→ **Written exercise**
Omit the images. Copy each entry word for word.

START Records supplied

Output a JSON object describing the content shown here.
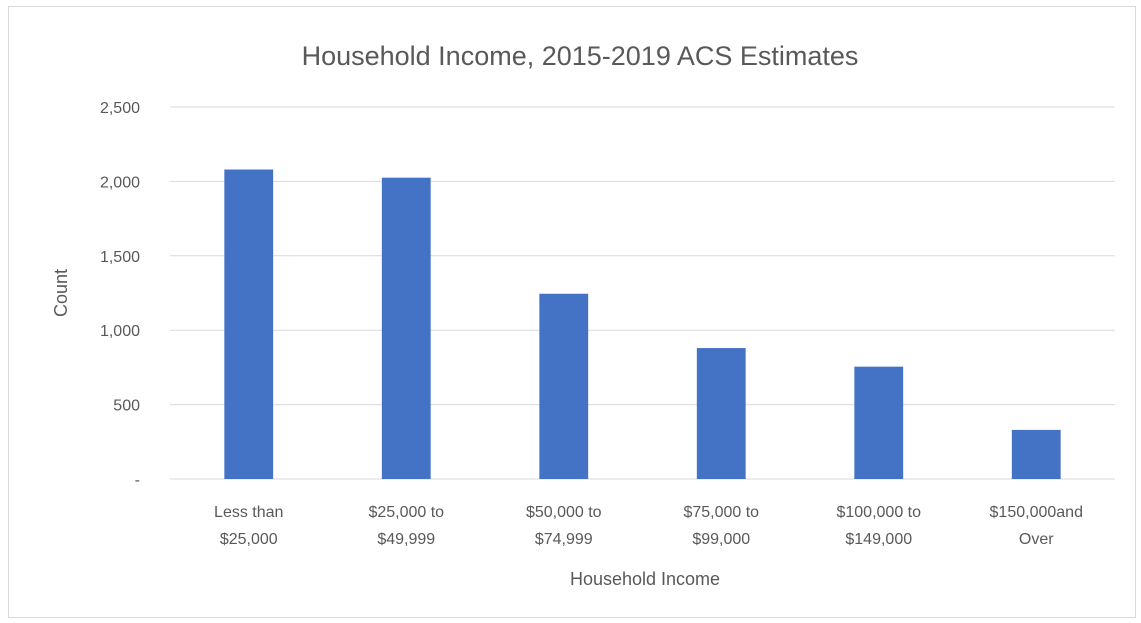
{
  "chart_data": {
    "type": "bar",
    "title": "Household Income, 2015-2019 ACS Estimates",
    "xlabel": "Household Income",
    "ylabel": "Count",
    "categories": [
      [
        "Less than",
        "$25,000"
      ],
      [
        "$25,000 to",
        "$49,999"
      ],
      [
        "$50,000 to",
        "$74,999"
      ],
      [
        "$75,000 to",
        "$99,000"
      ],
      [
        "$100,000 to",
        "$149,000"
      ],
      [
        "$150,000and",
        "Over"
      ]
    ],
    "values": [
      2080,
      2025,
      1245,
      880,
      755,
      330
    ],
    "ylim": [
      0,
      2500
    ],
    "yticks": [
      0,
      500,
      1000,
      1500,
      2000,
      2500
    ],
    "ytick_labels": [
      "-",
      "500",
      "1,000",
      "1,500",
      "2,000",
      "2,500"
    ],
    "grid": true,
    "legend": "none",
    "bar_color": "#4472c4"
  }
}
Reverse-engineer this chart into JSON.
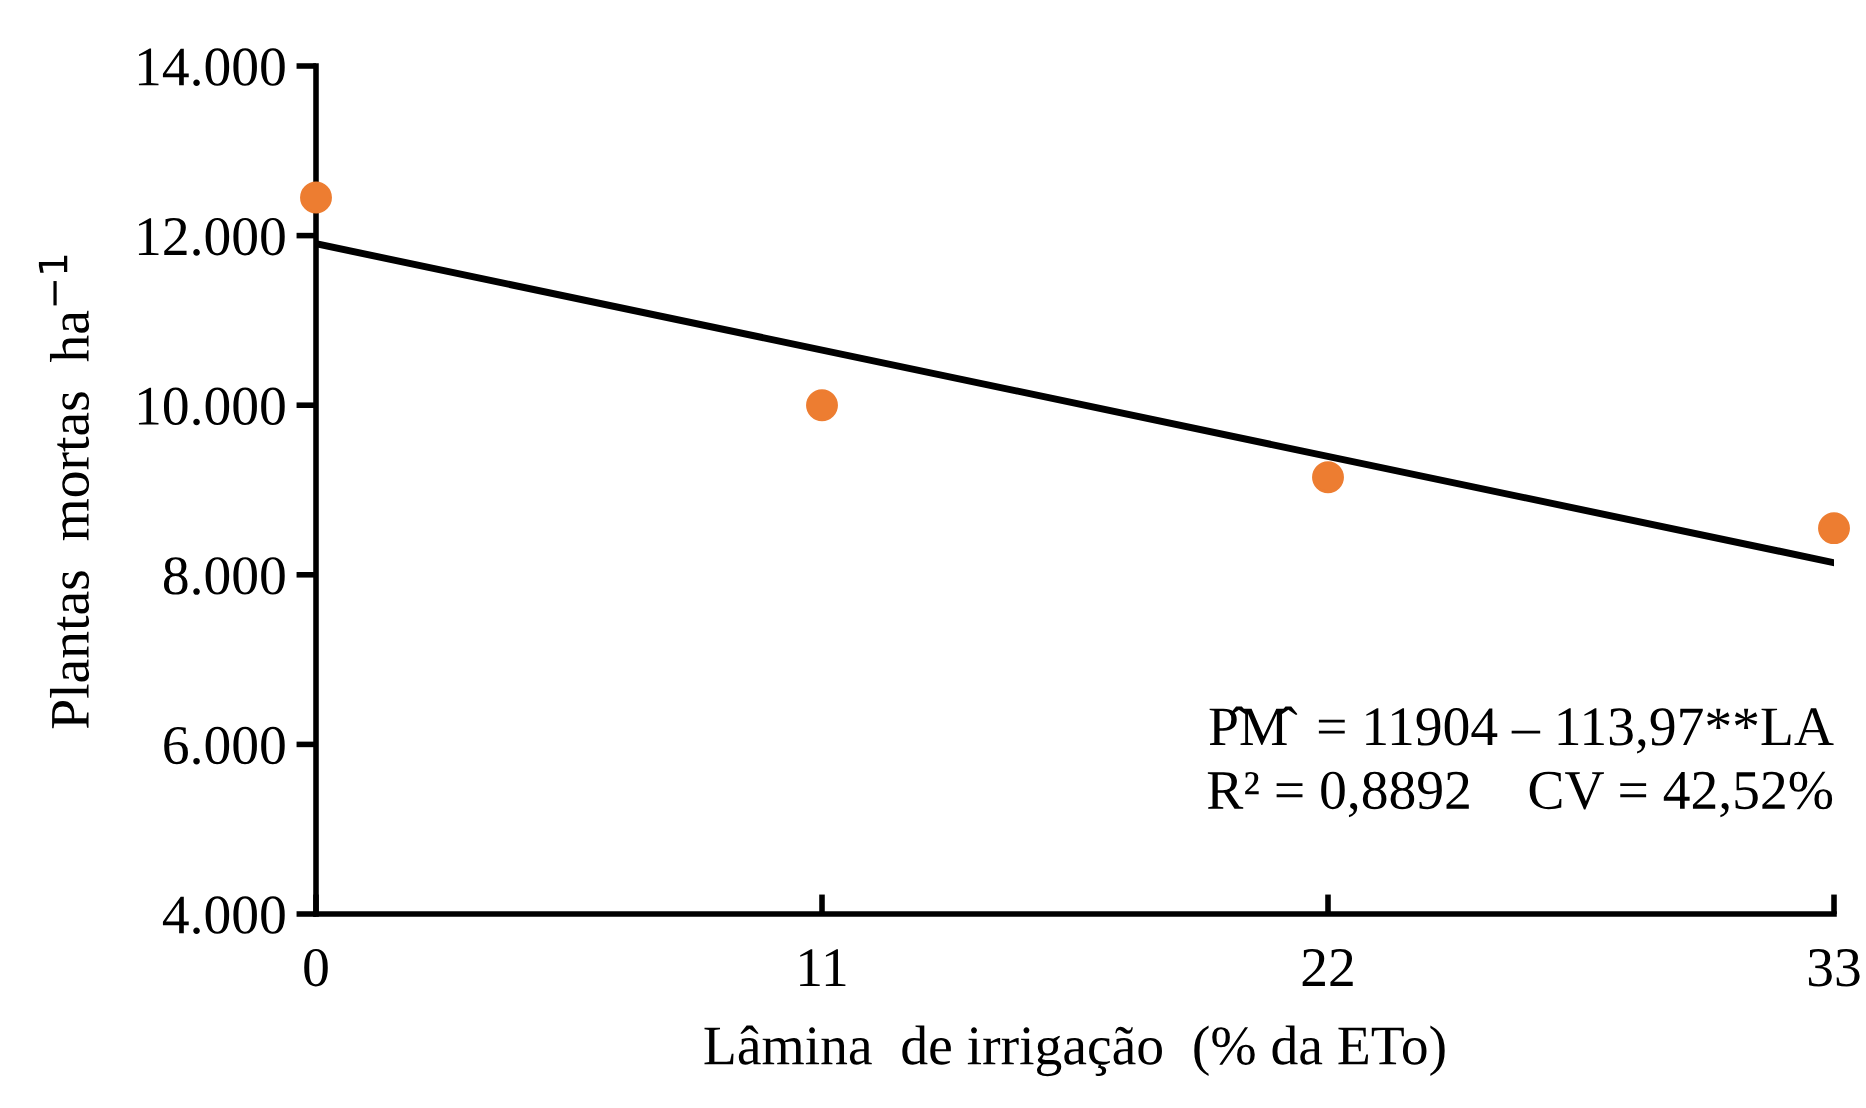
{
  "chart_data": {
    "type": "scatter",
    "xlabel": "Lâmina  de irrigação  (% da ETo)",
    "ylabel": "Plantas  mortas  ha$^{−1}$",
    "x": [
      0,
      11,
      22,
      33
    ],
    "series": [
      {
        "color": "#ed7d31",
        "values": [
          12450,
          10000,
          9150,
          8550
        ],
        "marker": "circle"
      },
      {
        "type": "line",
        "color": "#000000",
        "x": [
          0,
          33
        ],
        "values": [
          11904,
          8143
        ],
        "marker": "none",
        "line_style": "solid"
      }
    ],
    "xlim": [
      0,
      33
    ],
    "xticks": [
      0,
      11,
      22,
      33
    ],
    "ylim": [
      4000,
      14000
    ],
    "yticks": [
      {
        "value": 4000,
        "label": "4.000"
      },
      {
        "value": 6000,
        "label": "6.000"
      },
      {
        "value": 8000,
        "label": "8.000"
      },
      {
        "value": 10000,
        "label": "10.000"
      },
      {
        "value": 12000,
        "label": "12.000"
      },
      {
        "value": 14000,
        "label": "14.000"
      }
    ],
    "annotations": [
      "P̂M̂  = 11904 – 113,97**LA",
      "R² = 0,8892    CV = 42,52%"
    ],
    "grid": false,
    "legend": false
  }
}
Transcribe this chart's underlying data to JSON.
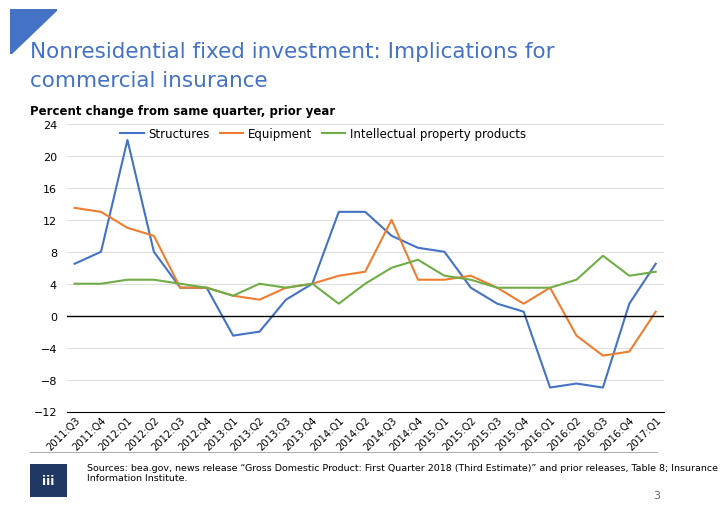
{
  "title_line1": "Nonresidential fixed investment: Implications for",
  "title_line2": "commercial insurance",
  "subtitle": "Percent change from same quarter, prior year",
  "source": "Sources: bea.gov, news release “Gross Domestic Product: First Quarter 2018 (Third Estimate)” and prior releases, Table 8; Insurance\nInformation Institute.",
  "page_number": "3",
  "quarters": [
    "2011:Q3",
    "2011:Q4",
    "2012:Q1",
    "2012:Q2",
    "2012:Q3",
    "2012:Q4",
    "2013:Q1",
    "2013:Q2",
    "2013:Q3",
    "2013:Q4",
    "2014:Q1",
    "2014:Q2",
    "2014:Q3",
    "2014:Q4",
    "2015:Q1",
    "2015:Q2",
    "2015:Q3",
    "2015:Q4",
    "2016:Q1",
    "2016:Q2",
    "2016:Q3",
    "2016:Q4",
    "2017:Q1"
  ],
  "structures": [
    6.5,
    8.0,
    22.0,
    8.0,
    3.5,
    3.5,
    -2.5,
    -2.0,
    2.0,
    4.0,
    13.0,
    13.0,
    10.0,
    8.5,
    8.0,
    3.5,
    1.5,
    0.5,
    -9.0,
    -8.5,
    -9.0,
    1.5,
    6.5
  ],
  "equipment": [
    13.5,
    13.0,
    11.0,
    10.0,
    3.5,
    3.5,
    2.5,
    2.0,
    3.5,
    4.0,
    5.0,
    5.5,
    12.0,
    4.5,
    4.5,
    5.0,
    3.5,
    1.5,
    3.5,
    -2.5,
    -5.0,
    -4.5,
    0.5
  ],
  "ipp": [
    4.0,
    4.0,
    4.5,
    4.5,
    4.0,
    3.5,
    2.5,
    4.0,
    3.5,
    4.0,
    1.5,
    4.0,
    6.0,
    7.0,
    5.0,
    4.5,
    3.5,
    3.5,
    3.5,
    4.5,
    7.5,
    5.0,
    5.5
  ],
  "structures_color": "#4472C4",
  "equipment_color": "#ED7D31",
  "ipp_color": "#70AD47",
  "ylim": [
    -12,
    24
  ],
  "yticks": [
    -12,
    -8,
    -4,
    0,
    4,
    8,
    12,
    16,
    20,
    24
  ],
  "title_color": "#4472C4",
  "background_color": "#FFFFFF",
  "grid_color": "#D9D9D9",
  "logo_color": "#1F3864"
}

END Records supplied

→ **Solved exercise**
Output a JSON object describing the content shown here.
{
  "chart_data": {
    "type": "bar",
    "title": "Household Income, 2015-2019 ACS Estimates",
    "xlabel": "Household Income",
    "ylabel": "Count",
    "categories": [
      [
        "Less than",
        "$25,000"
      ],
      [
        "$25,000 to",
        "$49,999"
      ],
      [
        "$50,000 to",
        "$74,999"
      ],
      [
        "$75,000 to",
        "$99,000"
      ],
      [
        "$100,000 to",
        "$149,000"
      ],
      [
        "$150,000and",
        "Over"
      ]
    ],
    "values": [
      2080,
      2025,
      1245,
      880,
      755,
      330
    ],
    "ylim": [
      0,
      2500
    ],
    "yticks": [
      0,
      500,
      1000,
      1500,
      2000,
      2500
    ],
    "ytick_labels": [
      "-",
      "500",
      "1,000",
      "1,500",
      "2,000",
      "2,500"
    ],
    "grid": true,
    "legend": "none",
    "bar_color": "#4472c4"
  }
}
Reverse-engineer this chart into JSON.
{
  "chart_data": {
    "type": "scatter",
    "xlabel": "Lâmina  de irrigação  (% da ETo)",
    "ylabel": "Plantas  mortas  ha$^{−1}$",
    "x": [
      0,
      11,
      22,
      33
    ],
    "series": [
      {
        "color": "#ed7d31",
        "values": [
          12450,
          10000,
          9150,
          8550
        ],
        "marker": "circle"
      },
      {
        "type": "line",
        "color": "#000000",
        "x": [
          0,
          33
        ],
        "values": [
          11904,
          8143
        ],
        "marker": "none",
        "line_style": "solid"
      }
    ],
    "xlim": [
      0,
      33
    ],
    "xticks": [
      0,
      11,
      22,
      33
    ],
    "ylim": [
      4000,
      14000
    ],
    "yticks": [
      {
        "value": 4000,
        "label": "4.000"
      },
      {
        "value": 6000,
        "label": "6.000"
      },
      {
        "value": 8000,
        "label": "8.000"
      },
      {
        "value": 10000,
        "label": "10.000"
      },
      {
        "value": 12000,
        "label": "12.000"
      },
      {
        "value": 14000,
        "label": "14.000"
      }
    ],
    "annotations": [
      "P̂M̂  = 11904 – 113,97**LA",
      "R² = 0,8892    CV = 42,52%"
    ],
    "grid": false,
    "legend": false
  }
}
Transcribe this chart's underlying data to JSON.
{
  "title_line1": "Nonresidential fixed investment: Implications for",
  "title_line2": "commercial insurance",
  "subtitle": "Percent change from same quarter, prior year",
  "source": "Sources: bea.gov, news release “Gross Domestic Product: First Quarter 2018 (Third Estimate)” and prior releases, Table 8; Insurance\nInformation Institute.",
  "page_number": "3",
  "quarters": [
    "2011:Q3",
    "2011:Q4",
    "2012:Q1",
    "2012:Q2",
    "2012:Q3",
    "2012:Q4",
    "2013:Q1",
    "2013:Q2",
    "2013:Q3",
    "2013:Q4",
    "2014:Q1",
    "2014:Q2",
    "2014:Q3",
    "2014:Q4",
    "2015:Q1",
    "2015:Q2",
    "2015:Q3",
    "2015:Q4",
    "2016:Q1",
    "2016:Q2",
    "2016:Q3",
    "2016:Q4",
    "2017:Q1"
  ],
  "structures": [
    6.5,
    8.0,
    22.0,
    8.0,
    3.5,
    3.5,
    -2.5,
    -2.0,
    2.0,
    4.0,
    13.0,
    13.0,
    10.0,
    8.5,
    8.0,
    3.5,
    1.5,
    0.5,
    -9.0,
    -8.5,
    -9.0,
    1.5,
    6.5
  ],
  "equipment": [
    13.5,
    13.0,
    11.0,
    10.0,
    3.5,
    3.5,
    2.5,
    2.0,
    3.5,
    4.0,
    5.0,
    5.5,
    12.0,
    4.5,
    4.5,
    5.0,
    3.5,
    1.5,
    3.5,
    -2.5,
    -5.0,
    -4.5,
    0.5
  ],
  "ipp": [
    4.0,
    4.0,
    4.5,
    4.5,
    4.0,
    3.5,
    2.5,
    4.0,
    3.5,
    4.0,
    1.5,
    4.0,
    6.0,
    7.0,
    5.0,
    4.5,
    3.5,
    3.5,
    3.5,
    4.5,
    7.5,
    5.0,
    5.5
  ],
  "structures_color": "#4472C4",
  "equipment_color": "#ED7D31",
  "ipp_color": "#70AD47",
  "ylim": [
    -12,
    24
  ],
  "yticks": [
    -12,
    -8,
    -4,
    0,
    4,
    8,
    12,
    16,
    20,
    24
  ],
  "title_color": "#4472C4",
  "background_color": "#FFFFFF",
  "grid_color": "#D9D9D9",
  "logo_color": "#1F3864"
}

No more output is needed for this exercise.